_What the exercise asks:_
Collect the lines of the entries where "Paperilyhty" shows up.

Data records:
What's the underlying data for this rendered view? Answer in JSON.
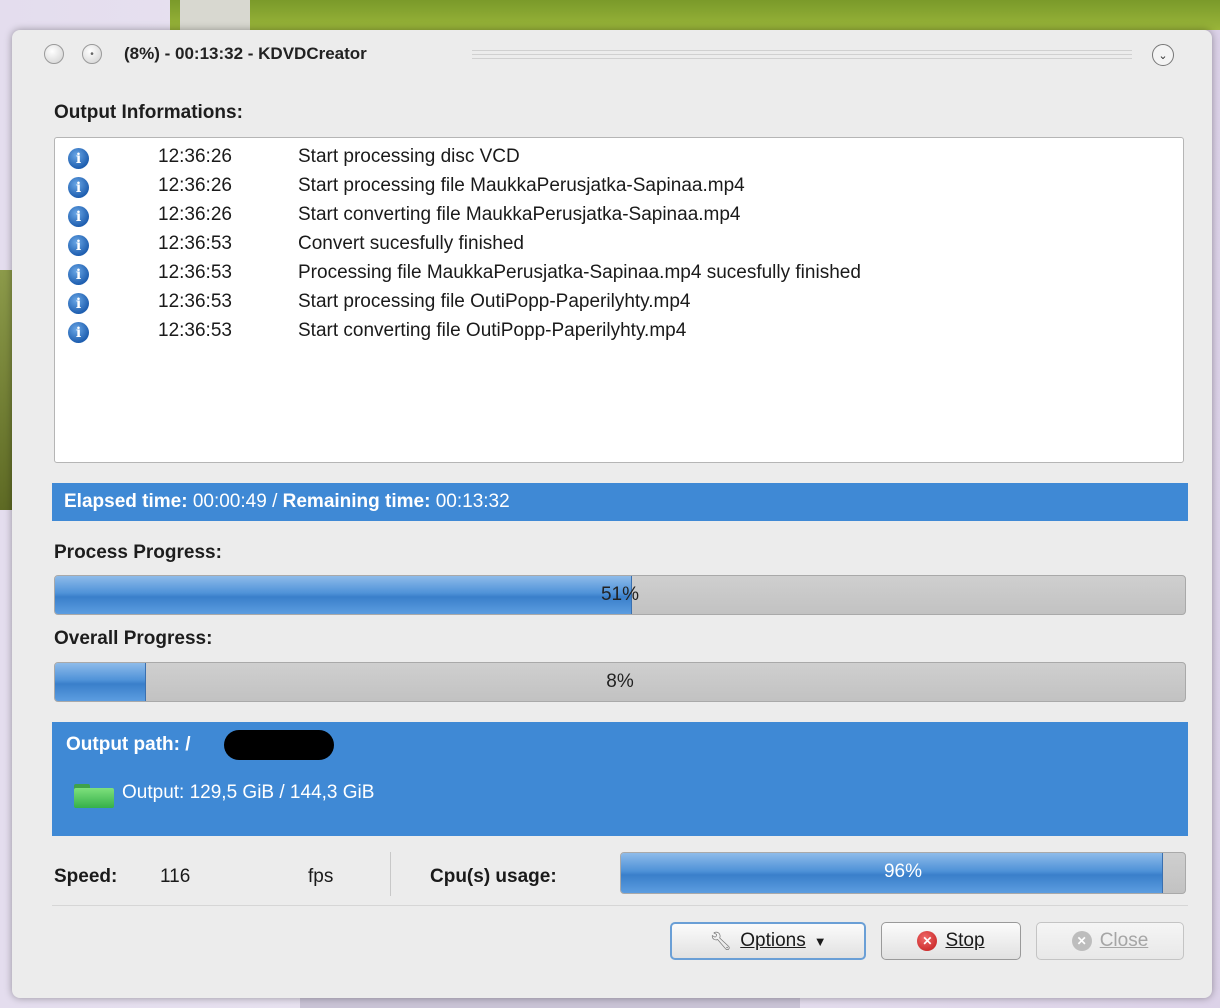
{
  "window": {
    "title": "(8%) - 00:13:32 - KDVDCreator"
  },
  "log": {
    "heading": "Output Informations:",
    "rows": [
      {
        "time": "12:36:26",
        "message": "Start processing disc VCD"
      },
      {
        "time": "12:36:26",
        "message": "Start processing file MaukkaPerusjatka-Sapinaa.mp4"
      },
      {
        "time": "12:36:26",
        "message": "Start converting file MaukkaPerusjatka-Sapinaa.mp4"
      },
      {
        "time": "12:36:53",
        "message": "Convert sucesfully finished"
      },
      {
        "time": "12:36:53",
        "message": "Processing file MaukkaPerusjatka-Sapinaa.mp4 sucesfully finished"
      },
      {
        "time": "12:36:53",
        "message": "Start processing file OutiPopp-Paperilyhty.mp4"
      },
      {
        "time": "12:36:53",
        "message": "Start converting file OutiPopp-Paperilyhty.mp4"
      }
    ]
  },
  "timing": {
    "elapsed_label": "Elapsed time:",
    "elapsed_value": "00:00:49",
    "separator": "/",
    "remaining_label": "Remaining time:",
    "remaining_value": "00:13:32"
  },
  "process_progress": {
    "label": "Process Progress:",
    "percent": 51,
    "text": "51%"
  },
  "overall_progress": {
    "label": "Overall Progress:",
    "percent": 8,
    "text": "8%"
  },
  "output": {
    "path_label": "Output path: /",
    "disk_text": "Output: 129,5 GiB / 144,3 GiB"
  },
  "stats": {
    "speed_label": "Speed:",
    "speed_value": "116",
    "speed_unit": "fps",
    "cpu_label": "Cpu(s) usage:",
    "cpu_percent": 96,
    "cpu_text": "96%"
  },
  "buttons": {
    "options": "Options",
    "stop": "Stop",
    "close": "Close"
  },
  "colors": {
    "accent": "#3f89d5",
    "stop": "#c01818"
  }
}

_Right answer:_
        "message": "Start processing file OutiPopp-Paperilyhty.mp4"
        "message": "Start converting file OutiPopp-Paperilyhty.mp4"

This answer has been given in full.